--- ENTRIES PROVIDED ---

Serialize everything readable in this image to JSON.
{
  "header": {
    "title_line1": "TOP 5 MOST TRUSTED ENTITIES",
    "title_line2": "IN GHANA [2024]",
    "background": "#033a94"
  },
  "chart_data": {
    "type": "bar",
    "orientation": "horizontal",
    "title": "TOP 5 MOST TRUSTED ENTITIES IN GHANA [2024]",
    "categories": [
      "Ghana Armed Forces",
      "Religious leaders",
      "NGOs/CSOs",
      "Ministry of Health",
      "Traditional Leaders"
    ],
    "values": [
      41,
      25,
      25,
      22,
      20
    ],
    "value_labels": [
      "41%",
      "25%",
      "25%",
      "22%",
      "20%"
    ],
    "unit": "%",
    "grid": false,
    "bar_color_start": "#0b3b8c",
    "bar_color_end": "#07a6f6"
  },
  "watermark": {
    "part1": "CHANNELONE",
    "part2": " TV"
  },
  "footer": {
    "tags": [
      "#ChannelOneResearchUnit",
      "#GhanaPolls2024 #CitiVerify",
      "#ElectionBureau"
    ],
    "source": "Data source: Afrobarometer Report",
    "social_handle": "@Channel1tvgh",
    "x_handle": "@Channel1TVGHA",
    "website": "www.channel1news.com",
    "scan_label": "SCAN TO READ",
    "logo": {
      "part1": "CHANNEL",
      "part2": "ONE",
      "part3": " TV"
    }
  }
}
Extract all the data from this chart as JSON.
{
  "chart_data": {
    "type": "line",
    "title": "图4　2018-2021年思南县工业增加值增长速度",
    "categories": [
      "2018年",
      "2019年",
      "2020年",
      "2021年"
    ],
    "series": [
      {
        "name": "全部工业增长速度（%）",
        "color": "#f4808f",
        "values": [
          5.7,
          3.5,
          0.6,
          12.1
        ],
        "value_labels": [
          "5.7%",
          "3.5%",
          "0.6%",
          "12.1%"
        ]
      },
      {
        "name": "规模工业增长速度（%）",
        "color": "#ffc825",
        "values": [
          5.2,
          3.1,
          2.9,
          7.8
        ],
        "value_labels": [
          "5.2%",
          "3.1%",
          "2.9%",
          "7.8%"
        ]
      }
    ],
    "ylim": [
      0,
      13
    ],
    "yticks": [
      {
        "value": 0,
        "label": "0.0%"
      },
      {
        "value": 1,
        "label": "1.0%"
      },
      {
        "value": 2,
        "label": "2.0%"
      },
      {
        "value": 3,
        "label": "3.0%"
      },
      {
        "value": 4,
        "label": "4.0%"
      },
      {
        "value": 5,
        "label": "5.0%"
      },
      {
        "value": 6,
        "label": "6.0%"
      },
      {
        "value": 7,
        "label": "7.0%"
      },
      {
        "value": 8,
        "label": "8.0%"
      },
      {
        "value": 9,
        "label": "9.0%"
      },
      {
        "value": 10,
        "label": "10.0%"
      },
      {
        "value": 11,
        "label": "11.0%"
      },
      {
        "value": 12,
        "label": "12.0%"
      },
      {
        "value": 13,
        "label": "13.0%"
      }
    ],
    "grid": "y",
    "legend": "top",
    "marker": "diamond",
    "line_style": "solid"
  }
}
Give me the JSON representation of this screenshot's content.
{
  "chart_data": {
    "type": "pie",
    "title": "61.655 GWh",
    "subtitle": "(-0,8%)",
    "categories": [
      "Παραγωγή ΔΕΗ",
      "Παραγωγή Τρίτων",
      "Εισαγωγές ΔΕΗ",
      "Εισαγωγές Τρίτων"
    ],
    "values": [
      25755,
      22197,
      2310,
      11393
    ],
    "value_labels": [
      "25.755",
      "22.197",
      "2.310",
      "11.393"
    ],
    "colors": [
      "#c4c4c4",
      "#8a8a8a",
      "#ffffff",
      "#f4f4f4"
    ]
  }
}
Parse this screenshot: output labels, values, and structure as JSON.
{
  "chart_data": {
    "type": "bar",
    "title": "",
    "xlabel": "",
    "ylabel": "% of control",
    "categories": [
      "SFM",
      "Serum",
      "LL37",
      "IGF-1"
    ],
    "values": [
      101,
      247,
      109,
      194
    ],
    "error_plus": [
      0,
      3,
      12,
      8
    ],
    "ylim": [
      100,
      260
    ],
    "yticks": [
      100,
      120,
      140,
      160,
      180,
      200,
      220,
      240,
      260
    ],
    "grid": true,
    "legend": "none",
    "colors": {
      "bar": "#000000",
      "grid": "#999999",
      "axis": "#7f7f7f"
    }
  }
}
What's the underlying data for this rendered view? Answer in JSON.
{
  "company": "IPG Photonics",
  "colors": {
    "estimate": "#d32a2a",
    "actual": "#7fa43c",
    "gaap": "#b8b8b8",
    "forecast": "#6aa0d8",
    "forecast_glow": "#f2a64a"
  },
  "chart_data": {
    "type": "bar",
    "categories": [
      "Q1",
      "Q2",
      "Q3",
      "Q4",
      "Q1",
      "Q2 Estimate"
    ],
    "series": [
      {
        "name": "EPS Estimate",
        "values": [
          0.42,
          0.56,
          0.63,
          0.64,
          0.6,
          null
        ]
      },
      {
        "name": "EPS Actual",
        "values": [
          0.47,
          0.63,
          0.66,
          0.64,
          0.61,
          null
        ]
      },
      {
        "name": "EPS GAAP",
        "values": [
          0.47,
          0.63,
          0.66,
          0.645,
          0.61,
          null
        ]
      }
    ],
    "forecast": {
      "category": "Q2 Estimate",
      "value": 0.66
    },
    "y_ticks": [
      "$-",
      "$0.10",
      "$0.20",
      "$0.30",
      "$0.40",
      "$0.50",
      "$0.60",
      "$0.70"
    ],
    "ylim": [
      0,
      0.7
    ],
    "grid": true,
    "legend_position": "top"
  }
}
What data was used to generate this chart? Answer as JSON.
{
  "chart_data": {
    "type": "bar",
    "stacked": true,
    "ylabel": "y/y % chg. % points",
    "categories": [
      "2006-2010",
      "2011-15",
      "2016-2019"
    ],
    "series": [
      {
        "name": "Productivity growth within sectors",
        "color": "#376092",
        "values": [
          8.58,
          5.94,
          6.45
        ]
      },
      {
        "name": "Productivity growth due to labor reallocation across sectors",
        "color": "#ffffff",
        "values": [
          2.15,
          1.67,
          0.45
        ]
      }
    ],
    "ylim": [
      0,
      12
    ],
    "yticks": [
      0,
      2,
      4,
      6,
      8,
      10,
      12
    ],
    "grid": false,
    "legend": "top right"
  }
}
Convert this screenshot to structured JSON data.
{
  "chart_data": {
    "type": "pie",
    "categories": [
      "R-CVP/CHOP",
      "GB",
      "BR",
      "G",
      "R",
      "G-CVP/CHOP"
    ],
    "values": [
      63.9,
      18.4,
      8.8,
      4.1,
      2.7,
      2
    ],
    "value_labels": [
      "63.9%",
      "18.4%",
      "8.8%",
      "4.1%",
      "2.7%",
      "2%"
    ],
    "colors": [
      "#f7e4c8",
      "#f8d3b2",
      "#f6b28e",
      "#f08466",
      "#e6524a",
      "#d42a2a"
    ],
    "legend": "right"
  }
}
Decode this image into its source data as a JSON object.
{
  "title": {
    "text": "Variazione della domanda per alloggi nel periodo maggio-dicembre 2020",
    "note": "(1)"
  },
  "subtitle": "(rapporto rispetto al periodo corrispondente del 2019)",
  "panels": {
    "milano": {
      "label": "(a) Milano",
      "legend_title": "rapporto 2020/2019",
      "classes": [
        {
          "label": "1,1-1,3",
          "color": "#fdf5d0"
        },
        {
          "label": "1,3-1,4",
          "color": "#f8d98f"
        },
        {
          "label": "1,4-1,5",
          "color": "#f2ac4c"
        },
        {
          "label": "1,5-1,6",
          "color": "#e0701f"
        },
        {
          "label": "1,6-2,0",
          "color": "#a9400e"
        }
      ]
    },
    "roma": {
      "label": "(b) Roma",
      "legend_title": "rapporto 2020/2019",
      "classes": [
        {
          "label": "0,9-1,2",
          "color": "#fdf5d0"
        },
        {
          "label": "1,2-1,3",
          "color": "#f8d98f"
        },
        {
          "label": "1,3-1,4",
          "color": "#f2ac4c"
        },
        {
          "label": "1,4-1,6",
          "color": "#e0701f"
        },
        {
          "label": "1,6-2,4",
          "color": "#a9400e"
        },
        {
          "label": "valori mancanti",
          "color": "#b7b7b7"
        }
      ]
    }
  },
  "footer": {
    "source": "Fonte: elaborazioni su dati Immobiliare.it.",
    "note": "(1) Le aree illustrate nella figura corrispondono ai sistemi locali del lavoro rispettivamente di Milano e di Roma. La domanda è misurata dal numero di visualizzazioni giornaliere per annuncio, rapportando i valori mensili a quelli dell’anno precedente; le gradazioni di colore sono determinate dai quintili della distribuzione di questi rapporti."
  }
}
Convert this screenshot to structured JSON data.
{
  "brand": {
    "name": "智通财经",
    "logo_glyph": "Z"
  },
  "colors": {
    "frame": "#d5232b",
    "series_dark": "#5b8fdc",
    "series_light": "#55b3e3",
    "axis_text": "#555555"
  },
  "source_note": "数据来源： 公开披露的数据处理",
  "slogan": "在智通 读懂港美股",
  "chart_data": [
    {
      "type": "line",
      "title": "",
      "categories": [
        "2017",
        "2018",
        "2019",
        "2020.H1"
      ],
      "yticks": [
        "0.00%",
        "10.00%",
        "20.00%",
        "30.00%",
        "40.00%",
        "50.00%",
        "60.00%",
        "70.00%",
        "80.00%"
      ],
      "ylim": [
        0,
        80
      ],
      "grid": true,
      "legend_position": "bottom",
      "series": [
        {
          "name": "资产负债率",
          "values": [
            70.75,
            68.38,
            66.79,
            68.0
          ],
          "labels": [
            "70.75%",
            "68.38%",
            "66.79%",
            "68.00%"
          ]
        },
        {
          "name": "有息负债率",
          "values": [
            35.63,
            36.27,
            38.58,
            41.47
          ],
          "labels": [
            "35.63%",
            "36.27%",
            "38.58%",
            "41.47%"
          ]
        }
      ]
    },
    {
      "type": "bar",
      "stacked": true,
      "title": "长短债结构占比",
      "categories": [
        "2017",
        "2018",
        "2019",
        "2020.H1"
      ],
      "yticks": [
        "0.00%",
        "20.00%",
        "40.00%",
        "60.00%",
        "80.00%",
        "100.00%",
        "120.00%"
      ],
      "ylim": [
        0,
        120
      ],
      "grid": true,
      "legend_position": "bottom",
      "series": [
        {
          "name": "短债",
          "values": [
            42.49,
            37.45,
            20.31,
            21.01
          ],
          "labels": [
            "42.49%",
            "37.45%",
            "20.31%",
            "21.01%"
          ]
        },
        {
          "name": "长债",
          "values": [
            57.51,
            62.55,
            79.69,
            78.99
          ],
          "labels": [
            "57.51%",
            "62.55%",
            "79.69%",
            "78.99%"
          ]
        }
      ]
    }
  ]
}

---

YOUR INSTRUCTIONS: Find the lines holding "periodo" and list every one.

SOLUTION FOR THIS TASK:
    "text": "Variazione della domanda per alloggi nel periodo maggio-dicembre 2020",
  "subtitle": "(rapporto rispetto al periodo corrispondente del 2019)",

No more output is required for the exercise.